THE RECORDS →

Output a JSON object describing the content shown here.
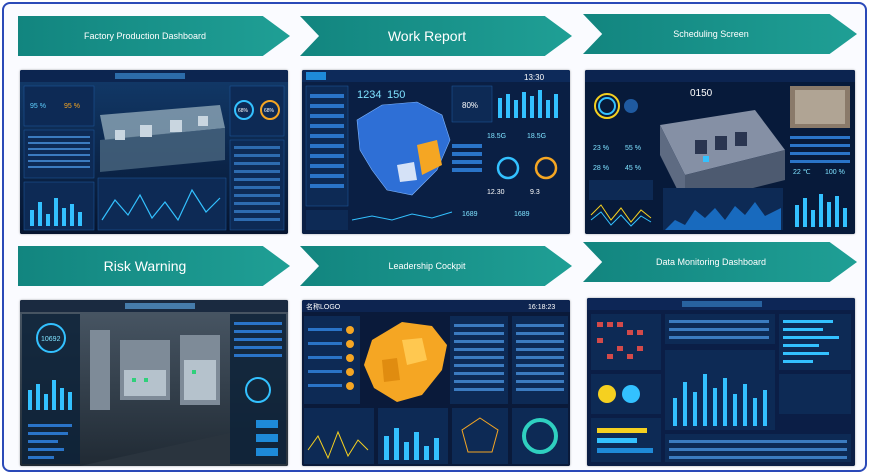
{
  "banners": [
    {
      "label": "Factory Production Dashboard"
    },
    {
      "label": "Work Report"
    },
    {
      "label": "Scheduling Screen"
    },
    {
      "label": "Risk Warning"
    },
    {
      "label": "Leadership Cockpit"
    },
    {
      "label": "Data Monitoring Dashboard"
    }
  ],
  "thumbs": {
    "factory": {
      "stat1": "95 %",
      "stat2": "95 %",
      "gauge1": "68%",
      "gauge2": "68%"
    },
    "work": {
      "big1": "1234",
      "big2": "150",
      "pct": "80%",
      "clock": "13:30",
      "n1": "18.5G",
      "n2": "18.5G",
      "n3": "12.30",
      "n4": "9.3",
      "n5": "1689",
      "n6": "1689"
    },
    "sched": {
      "clock": "0150",
      "p1": "23 %",
      "p2": "55 %",
      "p3": "28 %",
      "p4": "45 %",
      "p5": "22 ℃",
      "p6": "100 %"
    },
    "risk": {
      "gauge": "10692"
    },
    "cockpit": {
      "logo": "名称LOGO",
      "clock": "16:18:23"
    },
    "monitor": {}
  },
  "colors": {
    "banner": "#17948b",
    "frame": "#2a49b8",
    "screen_bg": "#0a1a3a",
    "accent_cyan": "#33d4ff",
    "accent_orange": "#f5a623"
  }
}
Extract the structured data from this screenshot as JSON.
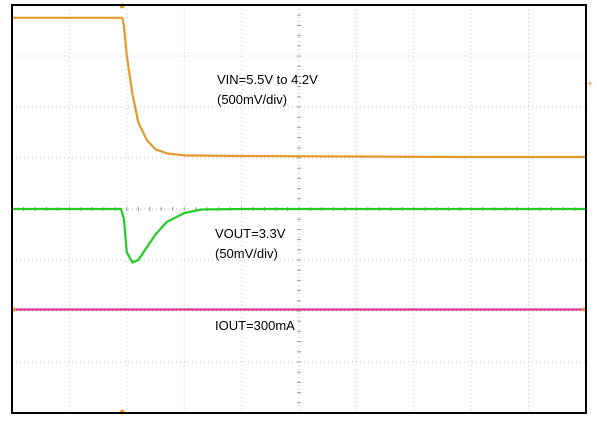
{
  "chart_data": {
    "type": "line",
    "title": "",
    "xlabel": "",
    "ylabel": "",
    "grid": true,
    "divisions": {
      "x": 10,
      "y": 8
    },
    "xlim": [
      0,
      10
    ],
    "ylim": [
      0,
      8
    ],
    "series": [
      {
        "name": "VIN",
        "color": "#e39a2b",
        "x": [
          0,
          1.92,
          1.95,
          2.0,
          2.1,
          2.2,
          2.35,
          2.5,
          2.7,
          3.0,
          4.0,
          6.0,
          8.0,
          10.0
        ],
        "values": [
          7.75,
          7.75,
          7.6,
          7.0,
          6.25,
          5.7,
          5.35,
          5.17,
          5.09,
          5.05,
          5.04,
          5.03,
          5.02,
          5.02
        ],
        "label_line1": "VIN=5.5V to 4.2V",
        "label_line2": "(500mV/div)"
      },
      {
        "name": "VOUT",
        "color": "#22cc22",
        "x": [
          0,
          1.0,
          1.9,
          1.95,
          2.0,
          2.1,
          2.2,
          2.35,
          2.5,
          2.7,
          3.0,
          3.3,
          4.0,
          6.0,
          8.0,
          10.0
        ],
        "values": [
          4.0,
          4.0,
          4.0,
          3.8,
          3.15,
          2.95,
          3.0,
          3.25,
          3.5,
          3.75,
          3.92,
          3.99,
          4.0,
          4.0,
          4.0,
          4.0
        ],
        "label_line1": "VOUT=3.3V",
        "label_line2": "(50mV/div)"
      },
      {
        "name": "IOUT",
        "color": "#d9368e",
        "x": [
          0,
          10
        ],
        "values": [
          2.03,
          2.03
        ],
        "label_line1": "IOUT=300mA",
        "label_line2": ""
      }
    ]
  }
}
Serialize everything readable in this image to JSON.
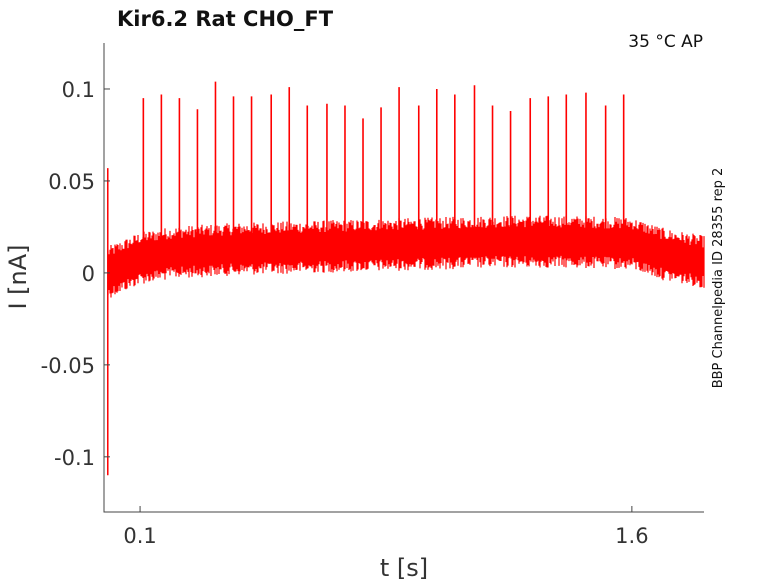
{
  "chart_data": {
    "type": "line",
    "title": "Kir6.2  Rat  CHO_FT",
    "annotation": "35 °C  AP",
    "side_note": "BBP Channelpedia ID 28355 rep 2",
    "xlabel": "t [s]",
    "ylabel": "I [nA]",
    "xlim": [
      -0.01,
      1.82
    ],
    "ylim": [
      -0.13,
      0.125
    ],
    "x_ticks": [
      0.1,
      1.6
    ],
    "x_tick_labels": [
      "0.1",
      "1.6"
    ],
    "y_ticks": [
      0.1,
      0.05,
      0,
      -0.05,
      -0.1
    ],
    "y_tick_labels": [
      "0.1",
      "0.05",
      "0",
      "-0.05",
      "-0.1"
    ],
    "grid": false,
    "series": [
      {
        "color": "#ff0000",
        "baseline": {
          "x": [
            0.0,
            0.1,
            0.2,
            0.4,
            0.6,
            0.8,
            1.0,
            1.2,
            1.4,
            1.6,
            1.7,
            1.82
          ],
          "y": [
            0.0,
            0.008,
            0.011,
            0.013,
            0.014,
            0.015,
            0.016,
            0.017,
            0.017,
            0.016,
            0.01,
            0.006
          ]
        },
        "noise_amplitude": 0.011,
        "initial_transient": {
          "x": 0.0,
          "min": -0.11,
          "max": 0.057
        },
        "spikes": {
          "x": [
            0.026,
            0.11,
            0.165,
            0.22,
            0.275,
            0.33,
            0.385,
            0.44,
            0.5,
            0.555,
            0.61,
            0.67,
            0.725,
            0.78,
            0.835,
            0.89,
            0.95,
            1.005,
            1.06,
            1.12,
            1.175,
            1.23,
            1.29,
            1.345,
            1.4,
            1.46,
            1.52,
            1.575
          ],
          "y": [
            0.0,
            0.095,
            0.097,
            0.095,
            0.089,
            0.104,
            0.096,
            0.096,
            0.097,
            0.101,
            0.091,
            0.092,
            0.091,
            0.084,
            0.09,
            0.101,
            0.091,
            0.1,
            0.097,
            0.102,
            0.091,
            0.088,
            0.095,
            0.096,
            0.097,
            0.098,
            0.091,
            0.097
          ]
        }
      }
    ]
  }
}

WHAT IS ASKED →
Sift the material for lines with the string "JSON". Copy each one found.

ANSWER FOR THE TASK →
Output a JSON object describing the content shown here.
Extract the structured data from this screenshot as JSON.
Serialize everything readable in this image to JSON.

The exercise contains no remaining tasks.